:: GIVEN RECORDS ::
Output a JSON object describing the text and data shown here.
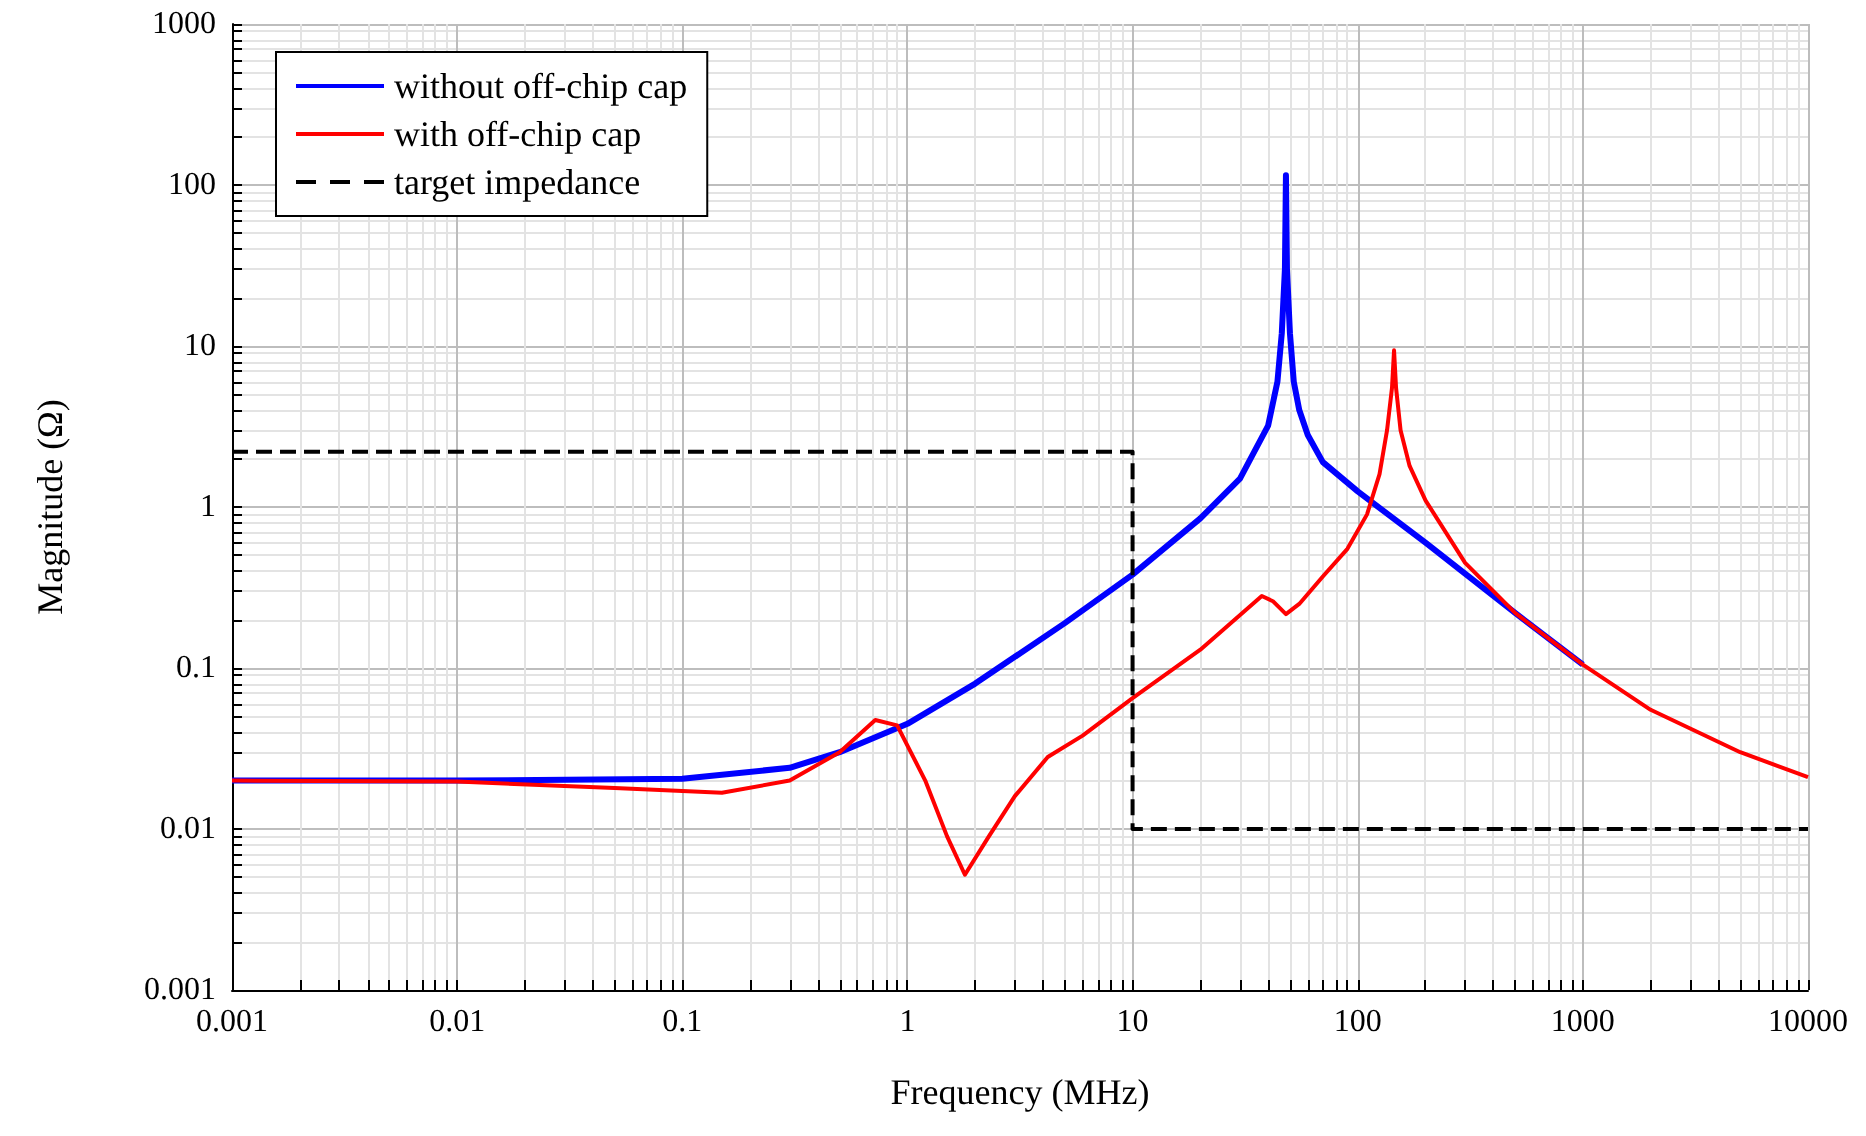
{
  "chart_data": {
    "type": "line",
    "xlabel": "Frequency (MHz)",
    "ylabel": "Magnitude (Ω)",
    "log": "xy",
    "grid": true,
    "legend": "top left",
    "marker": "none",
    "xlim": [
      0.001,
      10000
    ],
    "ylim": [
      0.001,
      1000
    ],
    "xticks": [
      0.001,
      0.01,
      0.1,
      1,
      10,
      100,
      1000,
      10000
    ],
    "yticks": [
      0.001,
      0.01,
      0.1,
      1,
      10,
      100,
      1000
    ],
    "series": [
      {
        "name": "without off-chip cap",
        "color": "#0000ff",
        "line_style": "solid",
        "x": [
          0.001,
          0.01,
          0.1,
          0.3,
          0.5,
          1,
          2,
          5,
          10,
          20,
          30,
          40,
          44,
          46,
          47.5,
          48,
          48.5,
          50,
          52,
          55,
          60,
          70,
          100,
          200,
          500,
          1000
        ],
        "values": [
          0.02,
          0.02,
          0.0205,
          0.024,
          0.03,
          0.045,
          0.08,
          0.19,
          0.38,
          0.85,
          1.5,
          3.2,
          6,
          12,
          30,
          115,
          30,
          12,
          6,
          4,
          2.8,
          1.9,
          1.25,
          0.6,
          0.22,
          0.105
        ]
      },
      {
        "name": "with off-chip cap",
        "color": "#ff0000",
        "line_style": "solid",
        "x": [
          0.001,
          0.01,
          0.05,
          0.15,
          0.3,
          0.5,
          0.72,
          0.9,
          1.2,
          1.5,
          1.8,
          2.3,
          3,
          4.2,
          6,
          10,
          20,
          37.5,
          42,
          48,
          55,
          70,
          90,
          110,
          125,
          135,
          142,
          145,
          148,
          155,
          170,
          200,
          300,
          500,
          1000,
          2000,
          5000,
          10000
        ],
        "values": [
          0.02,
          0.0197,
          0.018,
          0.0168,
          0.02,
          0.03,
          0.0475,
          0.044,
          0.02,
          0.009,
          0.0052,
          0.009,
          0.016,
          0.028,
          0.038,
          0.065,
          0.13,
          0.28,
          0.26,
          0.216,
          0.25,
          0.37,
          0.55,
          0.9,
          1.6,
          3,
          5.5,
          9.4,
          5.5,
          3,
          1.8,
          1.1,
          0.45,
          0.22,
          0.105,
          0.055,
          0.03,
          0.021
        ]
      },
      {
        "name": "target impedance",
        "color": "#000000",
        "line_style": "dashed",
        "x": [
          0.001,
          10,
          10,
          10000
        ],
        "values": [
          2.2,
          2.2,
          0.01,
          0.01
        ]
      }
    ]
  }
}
:::
**BRIEF**
Make a verbatim copy of all the entries and strip out the pictures.

**EXERCISE RESULT**
Output a JSON object describing the text and data shown here.
{
  "chart_data": {
    "type": "line",
    "xlabel": "Frequency (MHz)",
    "ylabel": "Magnitude (Ω)",
    "log": "xy",
    "grid": true,
    "legend": "top left",
    "marker": "none",
    "xlim": [
      0.001,
      10000
    ],
    "ylim": [
      0.001,
      1000
    ],
    "xticks": [
      0.001,
      0.01,
      0.1,
      1,
      10,
      100,
      1000,
      10000
    ],
    "yticks": [
      0.001,
      0.01,
      0.1,
      1,
      10,
      100,
      1000
    ],
    "series": [
      {
        "name": "without off-chip cap",
        "color": "#0000ff",
        "line_style": "solid",
        "x": [
          0.001,
          0.01,
          0.1,
          0.3,
          0.5,
          1,
          2,
          5,
          10,
          20,
          30,
          40,
          44,
          46,
          47.5,
          48,
          48.5,
          50,
          52,
          55,
          60,
          70,
          100,
          200,
          500,
          1000
        ],
        "values": [
          0.02,
          0.02,
          0.0205,
          0.024,
          0.03,
          0.045,
          0.08,
          0.19,
          0.38,
          0.85,
          1.5,
          3.2,
          6,
          12,
          30,
          115,
          30,
          12,
          6,
          4,
          2.8,
          1.9,
          1.25,
          0.6,
          0.22,
          0.105
        ]
      },
      {
        "name": "with off-chip cap",
        "color": "#ff0000",
        "line_style": "solid",
        "x": [
          0.001,
          0.01,
          0.05,
          0.15,
          0.3,
          0.5,
          0.72,
          0.9,
          1.2,
          1.5,
          1.8,
          2.3,
          3,
          4.2,
          6,
          10,
          20,
          37.5,
          42,
          48,
          55,
          70,
          90,
          110,
          125,
          135,
          142,
          145,
          148,
          155,
          170,
          200,
          300,
          500,
          1000,
          2000,
          5000,
          10000
        ],
        "values": [
          0.02,
          0.0197,
          0.018,
          0.0168,
          0.02,
          0.03,
          0.0475,
          0.044,
          0.02,
          0.009,
          0.0052,
          0.009,
          0.016,
          0.028,
          0.038,
          0.065,
          0.13,
          0.28,
          0.26,
          0.216,
          0.25,
          0.37,
          0.55,
          0.9,
          1.6,
          3,
          5.5,
          9.4,
          5.5,
          3,
          1.8,
          1.1,
          0.45,
          0.22,
          0.105,
          0.055,
          0.03,
          0.021
        ]
      },
      {
        "name": "target impedance",
        "color": "#000000",
        "line_style": "dashed",
        "x": [
          0.001,
          10,
          10,
          10000
        ],
        "values": [
          2.2,
          2.2,
          0.01,
          0.01
        ]
      }
    ]
  }
}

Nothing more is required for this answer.